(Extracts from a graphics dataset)

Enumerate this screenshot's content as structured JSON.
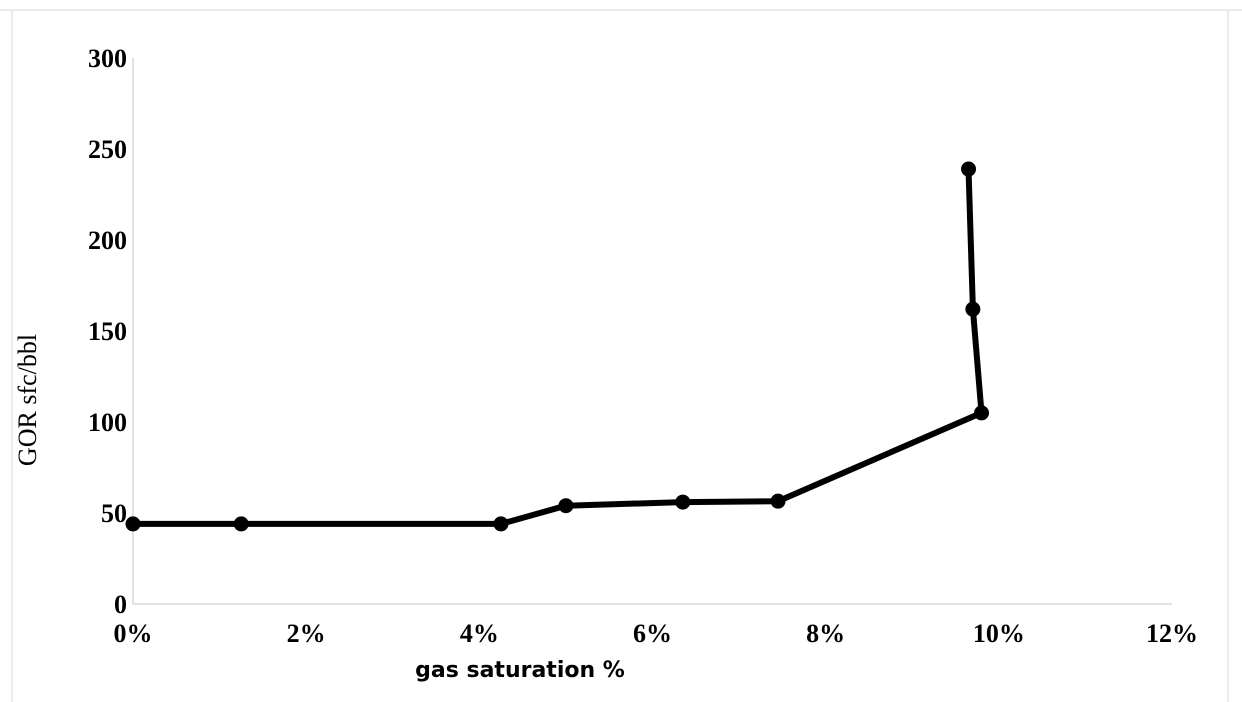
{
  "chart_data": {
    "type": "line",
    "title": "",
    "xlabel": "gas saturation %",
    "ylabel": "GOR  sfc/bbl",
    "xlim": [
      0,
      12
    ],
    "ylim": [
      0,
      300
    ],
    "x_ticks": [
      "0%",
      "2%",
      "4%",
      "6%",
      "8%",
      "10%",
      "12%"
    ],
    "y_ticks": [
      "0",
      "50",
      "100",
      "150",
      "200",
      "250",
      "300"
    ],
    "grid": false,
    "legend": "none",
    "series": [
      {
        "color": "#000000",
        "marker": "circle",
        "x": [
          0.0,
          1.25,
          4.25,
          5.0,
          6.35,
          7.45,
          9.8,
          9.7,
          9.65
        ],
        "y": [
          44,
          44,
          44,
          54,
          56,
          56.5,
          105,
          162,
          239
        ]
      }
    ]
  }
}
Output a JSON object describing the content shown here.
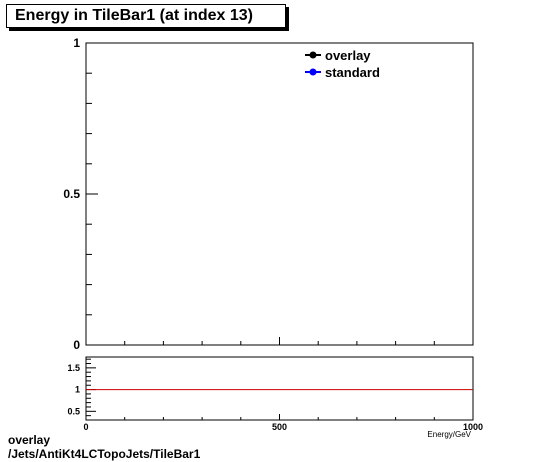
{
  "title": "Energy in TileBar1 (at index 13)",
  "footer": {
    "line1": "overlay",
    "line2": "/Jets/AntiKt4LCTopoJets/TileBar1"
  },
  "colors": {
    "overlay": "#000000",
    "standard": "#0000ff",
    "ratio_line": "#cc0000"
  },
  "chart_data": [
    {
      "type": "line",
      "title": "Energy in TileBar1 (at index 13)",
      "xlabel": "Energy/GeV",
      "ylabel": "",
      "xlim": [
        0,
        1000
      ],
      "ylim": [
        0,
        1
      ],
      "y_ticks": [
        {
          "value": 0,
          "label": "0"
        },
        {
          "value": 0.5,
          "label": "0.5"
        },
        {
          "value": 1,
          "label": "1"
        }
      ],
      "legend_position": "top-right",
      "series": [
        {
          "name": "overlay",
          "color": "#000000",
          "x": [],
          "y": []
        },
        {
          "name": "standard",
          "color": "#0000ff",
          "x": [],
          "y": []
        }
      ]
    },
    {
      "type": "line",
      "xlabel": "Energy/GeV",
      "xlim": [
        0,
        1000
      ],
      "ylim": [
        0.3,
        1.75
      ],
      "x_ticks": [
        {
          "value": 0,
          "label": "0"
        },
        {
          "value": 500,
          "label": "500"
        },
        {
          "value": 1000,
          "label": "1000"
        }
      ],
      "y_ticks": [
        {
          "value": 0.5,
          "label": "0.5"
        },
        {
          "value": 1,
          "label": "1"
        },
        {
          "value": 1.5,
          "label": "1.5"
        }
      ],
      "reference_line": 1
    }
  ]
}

--

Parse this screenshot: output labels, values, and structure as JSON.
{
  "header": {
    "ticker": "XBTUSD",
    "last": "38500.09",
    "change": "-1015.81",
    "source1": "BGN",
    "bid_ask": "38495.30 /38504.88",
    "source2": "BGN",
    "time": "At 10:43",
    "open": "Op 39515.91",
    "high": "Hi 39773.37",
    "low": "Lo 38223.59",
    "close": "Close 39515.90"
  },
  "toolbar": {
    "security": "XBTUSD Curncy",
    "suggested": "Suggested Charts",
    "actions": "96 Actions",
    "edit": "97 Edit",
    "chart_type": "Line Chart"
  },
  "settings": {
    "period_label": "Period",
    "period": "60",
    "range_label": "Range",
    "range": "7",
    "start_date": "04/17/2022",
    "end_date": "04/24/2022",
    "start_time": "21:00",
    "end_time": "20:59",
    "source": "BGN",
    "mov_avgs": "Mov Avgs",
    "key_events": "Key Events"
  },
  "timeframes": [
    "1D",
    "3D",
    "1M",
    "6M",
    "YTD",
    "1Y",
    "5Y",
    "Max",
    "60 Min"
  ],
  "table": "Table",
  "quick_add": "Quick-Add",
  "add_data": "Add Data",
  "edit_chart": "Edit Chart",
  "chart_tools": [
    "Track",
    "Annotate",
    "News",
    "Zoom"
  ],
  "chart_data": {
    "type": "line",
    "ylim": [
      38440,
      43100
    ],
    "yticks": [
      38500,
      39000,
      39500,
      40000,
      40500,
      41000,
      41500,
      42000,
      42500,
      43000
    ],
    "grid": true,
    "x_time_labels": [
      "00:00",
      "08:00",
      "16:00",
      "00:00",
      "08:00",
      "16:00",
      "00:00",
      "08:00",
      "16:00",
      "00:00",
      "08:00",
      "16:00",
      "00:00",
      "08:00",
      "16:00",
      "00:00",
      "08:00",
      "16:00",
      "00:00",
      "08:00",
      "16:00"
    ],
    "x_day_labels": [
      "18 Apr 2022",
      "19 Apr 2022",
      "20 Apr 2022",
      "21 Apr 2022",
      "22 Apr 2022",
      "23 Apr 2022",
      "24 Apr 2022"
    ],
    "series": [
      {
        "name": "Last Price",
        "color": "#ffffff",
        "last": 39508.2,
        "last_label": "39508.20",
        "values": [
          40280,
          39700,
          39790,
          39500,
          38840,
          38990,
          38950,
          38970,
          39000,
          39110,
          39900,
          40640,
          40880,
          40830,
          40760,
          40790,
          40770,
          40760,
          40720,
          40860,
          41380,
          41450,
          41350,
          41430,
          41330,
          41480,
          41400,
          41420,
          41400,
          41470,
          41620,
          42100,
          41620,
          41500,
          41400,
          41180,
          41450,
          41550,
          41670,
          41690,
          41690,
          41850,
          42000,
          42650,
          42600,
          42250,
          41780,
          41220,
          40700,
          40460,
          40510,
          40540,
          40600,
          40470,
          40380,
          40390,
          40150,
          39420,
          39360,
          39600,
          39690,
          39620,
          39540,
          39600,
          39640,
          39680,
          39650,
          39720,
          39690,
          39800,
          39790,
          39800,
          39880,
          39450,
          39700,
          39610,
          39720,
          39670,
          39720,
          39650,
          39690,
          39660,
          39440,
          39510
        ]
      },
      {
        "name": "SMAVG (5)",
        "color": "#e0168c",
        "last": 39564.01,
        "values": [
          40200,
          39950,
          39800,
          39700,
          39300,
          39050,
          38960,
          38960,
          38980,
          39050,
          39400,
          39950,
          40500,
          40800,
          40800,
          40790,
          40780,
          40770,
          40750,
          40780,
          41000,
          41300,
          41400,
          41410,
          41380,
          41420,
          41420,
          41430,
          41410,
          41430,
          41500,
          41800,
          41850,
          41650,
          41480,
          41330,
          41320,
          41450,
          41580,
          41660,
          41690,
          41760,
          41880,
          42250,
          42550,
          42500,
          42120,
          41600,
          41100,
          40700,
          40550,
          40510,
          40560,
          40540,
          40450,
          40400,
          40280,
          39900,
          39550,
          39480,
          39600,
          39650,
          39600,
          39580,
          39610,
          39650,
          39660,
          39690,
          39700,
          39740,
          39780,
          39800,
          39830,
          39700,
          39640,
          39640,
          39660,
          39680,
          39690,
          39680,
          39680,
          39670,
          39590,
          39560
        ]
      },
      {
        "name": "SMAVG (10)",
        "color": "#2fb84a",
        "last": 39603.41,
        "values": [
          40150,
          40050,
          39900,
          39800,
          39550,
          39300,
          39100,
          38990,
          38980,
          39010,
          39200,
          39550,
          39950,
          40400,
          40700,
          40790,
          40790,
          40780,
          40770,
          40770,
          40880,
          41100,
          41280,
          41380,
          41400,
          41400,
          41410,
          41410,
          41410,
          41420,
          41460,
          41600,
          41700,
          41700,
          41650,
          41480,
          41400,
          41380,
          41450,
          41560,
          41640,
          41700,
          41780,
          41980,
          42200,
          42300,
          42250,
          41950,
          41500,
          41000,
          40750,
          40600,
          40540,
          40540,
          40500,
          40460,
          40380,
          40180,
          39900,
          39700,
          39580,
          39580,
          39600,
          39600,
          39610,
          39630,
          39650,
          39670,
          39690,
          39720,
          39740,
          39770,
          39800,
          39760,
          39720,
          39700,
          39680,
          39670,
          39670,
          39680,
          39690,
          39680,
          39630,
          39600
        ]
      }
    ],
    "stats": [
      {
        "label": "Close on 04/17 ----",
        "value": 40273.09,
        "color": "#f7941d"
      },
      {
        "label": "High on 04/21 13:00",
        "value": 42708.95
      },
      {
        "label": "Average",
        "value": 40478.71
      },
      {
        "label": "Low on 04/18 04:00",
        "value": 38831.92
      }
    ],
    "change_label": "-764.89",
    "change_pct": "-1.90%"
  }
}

### Given exercise:
In the listing above, find each line with the word "Close" and copy it.

### Solution to this exercise:
    "close": "Close 39515.90"
        "label": "Close on 04/17 ----",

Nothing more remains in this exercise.